── GIVEN RECORDS

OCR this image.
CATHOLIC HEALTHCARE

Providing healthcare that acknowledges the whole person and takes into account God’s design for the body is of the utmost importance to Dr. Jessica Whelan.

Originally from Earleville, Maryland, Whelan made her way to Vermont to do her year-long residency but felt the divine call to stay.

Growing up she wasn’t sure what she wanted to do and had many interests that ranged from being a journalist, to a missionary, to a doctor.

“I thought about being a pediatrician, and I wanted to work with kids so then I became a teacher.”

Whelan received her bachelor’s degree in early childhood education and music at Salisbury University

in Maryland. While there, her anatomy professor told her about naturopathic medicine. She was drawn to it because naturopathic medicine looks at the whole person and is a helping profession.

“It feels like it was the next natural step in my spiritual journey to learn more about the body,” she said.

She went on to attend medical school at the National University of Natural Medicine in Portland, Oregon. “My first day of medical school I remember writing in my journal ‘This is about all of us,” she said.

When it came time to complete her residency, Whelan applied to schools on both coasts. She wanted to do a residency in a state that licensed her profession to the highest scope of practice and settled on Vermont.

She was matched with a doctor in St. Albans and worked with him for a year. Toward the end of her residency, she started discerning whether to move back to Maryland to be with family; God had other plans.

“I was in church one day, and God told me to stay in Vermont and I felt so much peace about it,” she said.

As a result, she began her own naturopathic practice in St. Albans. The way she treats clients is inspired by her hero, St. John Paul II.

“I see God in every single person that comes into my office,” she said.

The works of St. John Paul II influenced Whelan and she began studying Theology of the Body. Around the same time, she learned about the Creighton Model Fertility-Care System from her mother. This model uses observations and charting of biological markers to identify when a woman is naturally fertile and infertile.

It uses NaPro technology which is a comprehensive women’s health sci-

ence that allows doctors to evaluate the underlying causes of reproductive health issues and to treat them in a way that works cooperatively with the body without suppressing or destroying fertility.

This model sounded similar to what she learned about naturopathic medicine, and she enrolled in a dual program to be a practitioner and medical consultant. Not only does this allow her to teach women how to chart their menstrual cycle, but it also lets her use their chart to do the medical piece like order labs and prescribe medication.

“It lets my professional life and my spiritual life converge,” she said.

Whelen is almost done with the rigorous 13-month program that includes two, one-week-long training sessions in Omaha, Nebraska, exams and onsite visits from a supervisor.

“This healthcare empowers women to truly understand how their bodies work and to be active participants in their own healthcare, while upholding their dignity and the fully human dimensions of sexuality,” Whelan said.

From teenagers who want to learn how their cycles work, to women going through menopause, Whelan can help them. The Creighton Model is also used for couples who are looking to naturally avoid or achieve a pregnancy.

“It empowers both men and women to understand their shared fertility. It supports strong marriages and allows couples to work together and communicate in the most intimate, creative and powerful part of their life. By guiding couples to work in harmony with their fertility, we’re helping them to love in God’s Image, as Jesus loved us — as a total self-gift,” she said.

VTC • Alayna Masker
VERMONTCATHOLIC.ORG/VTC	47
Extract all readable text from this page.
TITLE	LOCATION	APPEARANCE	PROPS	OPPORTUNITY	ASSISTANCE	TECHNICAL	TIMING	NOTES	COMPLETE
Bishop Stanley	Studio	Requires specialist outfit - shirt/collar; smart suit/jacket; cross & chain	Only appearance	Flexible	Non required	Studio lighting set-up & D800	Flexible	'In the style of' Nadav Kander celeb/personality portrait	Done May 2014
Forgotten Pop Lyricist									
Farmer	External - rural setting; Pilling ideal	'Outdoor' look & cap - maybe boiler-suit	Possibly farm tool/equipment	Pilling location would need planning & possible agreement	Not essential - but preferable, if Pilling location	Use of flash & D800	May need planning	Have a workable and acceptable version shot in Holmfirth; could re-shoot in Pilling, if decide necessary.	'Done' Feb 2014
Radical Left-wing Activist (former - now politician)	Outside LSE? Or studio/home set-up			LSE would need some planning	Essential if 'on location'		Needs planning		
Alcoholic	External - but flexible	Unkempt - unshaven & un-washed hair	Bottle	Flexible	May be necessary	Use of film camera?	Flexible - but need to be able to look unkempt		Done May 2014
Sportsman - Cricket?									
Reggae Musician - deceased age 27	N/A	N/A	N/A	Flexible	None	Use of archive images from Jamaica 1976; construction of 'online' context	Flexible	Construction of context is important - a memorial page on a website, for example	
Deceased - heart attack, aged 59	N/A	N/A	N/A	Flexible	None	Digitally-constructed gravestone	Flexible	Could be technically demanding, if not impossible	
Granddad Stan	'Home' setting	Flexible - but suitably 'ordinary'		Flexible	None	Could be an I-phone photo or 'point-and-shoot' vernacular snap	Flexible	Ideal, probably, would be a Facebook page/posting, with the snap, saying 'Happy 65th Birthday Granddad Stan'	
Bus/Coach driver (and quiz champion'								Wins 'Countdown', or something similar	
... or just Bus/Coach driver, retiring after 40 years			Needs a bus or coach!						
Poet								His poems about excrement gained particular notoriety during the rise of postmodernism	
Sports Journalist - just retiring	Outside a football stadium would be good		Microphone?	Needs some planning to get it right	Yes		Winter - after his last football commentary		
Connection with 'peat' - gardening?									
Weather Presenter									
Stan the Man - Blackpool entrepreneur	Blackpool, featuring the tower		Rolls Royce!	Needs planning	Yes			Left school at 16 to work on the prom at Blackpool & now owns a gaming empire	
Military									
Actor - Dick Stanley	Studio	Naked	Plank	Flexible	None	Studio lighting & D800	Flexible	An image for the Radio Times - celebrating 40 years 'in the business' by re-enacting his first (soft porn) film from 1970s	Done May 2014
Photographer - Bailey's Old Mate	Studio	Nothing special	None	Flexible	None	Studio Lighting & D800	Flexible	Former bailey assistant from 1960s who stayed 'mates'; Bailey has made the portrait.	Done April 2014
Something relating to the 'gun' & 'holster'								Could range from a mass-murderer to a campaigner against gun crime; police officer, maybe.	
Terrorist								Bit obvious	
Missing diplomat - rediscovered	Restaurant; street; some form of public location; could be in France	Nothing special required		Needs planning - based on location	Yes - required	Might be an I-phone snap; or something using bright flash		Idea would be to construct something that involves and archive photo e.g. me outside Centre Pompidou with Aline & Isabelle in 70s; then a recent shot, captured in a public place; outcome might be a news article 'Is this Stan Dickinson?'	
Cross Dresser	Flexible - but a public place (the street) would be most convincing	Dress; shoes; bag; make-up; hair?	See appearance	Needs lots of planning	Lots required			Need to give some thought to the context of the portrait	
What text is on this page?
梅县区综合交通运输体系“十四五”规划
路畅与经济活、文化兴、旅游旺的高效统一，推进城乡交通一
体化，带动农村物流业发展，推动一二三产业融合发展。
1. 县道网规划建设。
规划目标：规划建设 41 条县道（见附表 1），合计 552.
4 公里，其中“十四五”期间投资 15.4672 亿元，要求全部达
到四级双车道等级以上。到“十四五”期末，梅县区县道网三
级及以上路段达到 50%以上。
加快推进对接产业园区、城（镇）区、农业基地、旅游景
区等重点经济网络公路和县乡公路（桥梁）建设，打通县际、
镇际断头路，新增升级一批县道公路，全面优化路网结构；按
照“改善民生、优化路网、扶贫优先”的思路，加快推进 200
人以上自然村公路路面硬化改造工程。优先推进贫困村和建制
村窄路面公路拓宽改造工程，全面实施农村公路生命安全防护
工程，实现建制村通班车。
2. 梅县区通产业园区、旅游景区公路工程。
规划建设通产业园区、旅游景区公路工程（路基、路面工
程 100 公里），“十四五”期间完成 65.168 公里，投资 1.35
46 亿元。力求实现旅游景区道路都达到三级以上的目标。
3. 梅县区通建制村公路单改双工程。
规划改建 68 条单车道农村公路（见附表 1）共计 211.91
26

────

**WORK TO DO**
Count how many lines above contain the word "program". Reply with the number alone.

**ANSWER**
2